August 2, 2022
Supply chain risks: Construction/Services contracts
BY ROB KENNALEY
Supply chain issues are currently plaguing the construction and services industries on a worldwide basis. The starting point for how the parties allocated the risk of this problem is the contract between the parties: in virtually every circumstance the written or implied terms of the contract will govern. As regards supply chain issues, it is particularly important that “surrounding circumstances” can be taken into consideration.
The leading Canadian case on contract interpretation is the Supreme Court of Canada decision in Sattva Capital Corp. v. Creston Moly Corp., 2014 SCC 53, where the court held that a practical, common-sense approach is to be taken, with a view to determining the intent of the parties on “a reading of the contract as a whole, giving the words used their ordinary and grammatical meaning, consistent with the surrounding circumstances known to the parties at the time of formation of the contract” (emphasis added). The court held that surrounding circumstances are what was, or reasonably ought to have been, within the knowledge of both parties at the time of contracting. They can include “anything which would have affected the way in which the language of the document would have been understood by a reasonable man.”
The court went on to confirm that the role of surrounding circumstances will vary from case to case and cannot be used to change or overrule the plain meaning of the contract. Also, the subjective intention of the parties does not matter: only objective evidence of what both parties knew or ought to have known at the time of contracting can be admissible.

────

=== Task 1 ===
Which court and which companies does the supply chain article name?
=== Task 2 ===
Can you rewrite the stretch of the supply chain article from "August 2, 2022" through "taken into consideration." with "plaguing" changed to "affecting"?

────

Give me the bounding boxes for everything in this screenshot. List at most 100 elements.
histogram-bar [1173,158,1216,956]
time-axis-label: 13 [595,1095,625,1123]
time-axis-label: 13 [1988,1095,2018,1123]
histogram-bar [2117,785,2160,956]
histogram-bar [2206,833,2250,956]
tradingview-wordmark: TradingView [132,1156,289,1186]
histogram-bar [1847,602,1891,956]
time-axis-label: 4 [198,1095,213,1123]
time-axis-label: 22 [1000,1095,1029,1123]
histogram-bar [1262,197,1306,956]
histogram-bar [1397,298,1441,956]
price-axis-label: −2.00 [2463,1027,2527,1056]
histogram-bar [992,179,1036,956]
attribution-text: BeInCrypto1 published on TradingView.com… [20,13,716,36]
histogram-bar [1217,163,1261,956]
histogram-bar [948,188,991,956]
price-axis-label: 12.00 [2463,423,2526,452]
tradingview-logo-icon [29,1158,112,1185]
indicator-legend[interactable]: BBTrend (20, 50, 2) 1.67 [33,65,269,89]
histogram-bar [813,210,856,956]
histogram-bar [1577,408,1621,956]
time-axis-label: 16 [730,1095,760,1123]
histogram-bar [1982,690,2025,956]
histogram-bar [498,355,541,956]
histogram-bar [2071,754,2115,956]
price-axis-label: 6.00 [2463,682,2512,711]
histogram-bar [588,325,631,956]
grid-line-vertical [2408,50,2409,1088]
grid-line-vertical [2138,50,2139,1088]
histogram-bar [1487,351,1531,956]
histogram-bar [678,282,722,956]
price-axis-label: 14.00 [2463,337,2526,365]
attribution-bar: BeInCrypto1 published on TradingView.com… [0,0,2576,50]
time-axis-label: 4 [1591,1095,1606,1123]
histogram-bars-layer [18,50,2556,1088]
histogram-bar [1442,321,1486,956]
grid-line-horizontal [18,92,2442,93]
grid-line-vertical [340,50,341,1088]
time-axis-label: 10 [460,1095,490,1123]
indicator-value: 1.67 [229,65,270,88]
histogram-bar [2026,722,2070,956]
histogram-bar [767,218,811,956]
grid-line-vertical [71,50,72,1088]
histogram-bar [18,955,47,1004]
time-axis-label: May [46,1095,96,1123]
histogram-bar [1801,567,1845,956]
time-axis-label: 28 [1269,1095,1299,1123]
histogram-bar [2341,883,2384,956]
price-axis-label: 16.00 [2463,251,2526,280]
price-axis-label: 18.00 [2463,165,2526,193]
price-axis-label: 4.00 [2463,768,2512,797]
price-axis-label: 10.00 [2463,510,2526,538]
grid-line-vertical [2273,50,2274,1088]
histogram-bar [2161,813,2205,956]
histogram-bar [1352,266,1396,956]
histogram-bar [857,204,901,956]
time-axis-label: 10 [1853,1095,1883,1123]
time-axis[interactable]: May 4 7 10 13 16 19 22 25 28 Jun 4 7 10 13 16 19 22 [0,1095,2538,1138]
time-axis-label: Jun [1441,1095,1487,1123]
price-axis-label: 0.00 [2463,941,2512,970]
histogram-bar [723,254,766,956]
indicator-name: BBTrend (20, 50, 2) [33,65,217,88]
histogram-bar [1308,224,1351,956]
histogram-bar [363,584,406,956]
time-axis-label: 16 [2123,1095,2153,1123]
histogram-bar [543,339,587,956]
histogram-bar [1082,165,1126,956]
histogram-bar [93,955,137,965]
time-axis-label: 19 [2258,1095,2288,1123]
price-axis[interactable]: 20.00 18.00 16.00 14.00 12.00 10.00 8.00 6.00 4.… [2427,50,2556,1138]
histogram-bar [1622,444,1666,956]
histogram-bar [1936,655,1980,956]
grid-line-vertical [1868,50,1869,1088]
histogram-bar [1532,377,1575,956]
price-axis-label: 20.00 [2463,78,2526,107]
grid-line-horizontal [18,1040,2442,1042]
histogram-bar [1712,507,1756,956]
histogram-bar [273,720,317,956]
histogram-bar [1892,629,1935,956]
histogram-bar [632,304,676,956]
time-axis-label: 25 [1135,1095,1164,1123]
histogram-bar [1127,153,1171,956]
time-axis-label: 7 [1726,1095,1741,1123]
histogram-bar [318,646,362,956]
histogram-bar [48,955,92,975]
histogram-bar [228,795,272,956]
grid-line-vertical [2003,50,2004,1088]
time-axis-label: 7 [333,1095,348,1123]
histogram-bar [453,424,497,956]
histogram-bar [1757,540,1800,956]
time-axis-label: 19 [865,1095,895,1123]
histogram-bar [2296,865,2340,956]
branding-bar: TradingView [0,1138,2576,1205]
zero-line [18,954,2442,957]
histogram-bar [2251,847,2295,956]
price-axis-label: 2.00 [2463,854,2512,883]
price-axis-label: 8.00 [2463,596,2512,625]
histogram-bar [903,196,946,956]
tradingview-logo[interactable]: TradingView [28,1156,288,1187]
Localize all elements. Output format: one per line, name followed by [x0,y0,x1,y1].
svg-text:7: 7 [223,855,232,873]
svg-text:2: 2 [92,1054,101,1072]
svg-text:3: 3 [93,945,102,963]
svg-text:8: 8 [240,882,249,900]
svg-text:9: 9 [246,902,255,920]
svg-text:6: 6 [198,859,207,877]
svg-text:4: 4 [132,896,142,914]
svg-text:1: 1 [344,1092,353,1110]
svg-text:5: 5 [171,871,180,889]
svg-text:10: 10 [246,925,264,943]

────

=== Response box 1 ===
Supreme Court of Canada
Sattva Capital Corp.
Creston Moly Corp.

=== Response box 2 ===
August 2, 2022
Supply chain risks: Construction/Services contracts
BY ROB KENNALEY
Supply chain issues are currently affecting the construction and services industries on a worldwide basis. The starting point for how the parties allocated the risk of this problem is the contract between the parties: in virtually every circumstance the written or implied terms of the contract will govern. As regards supply chain issues, it is particularly important that “surrounding circumstances” can be taken into consideration.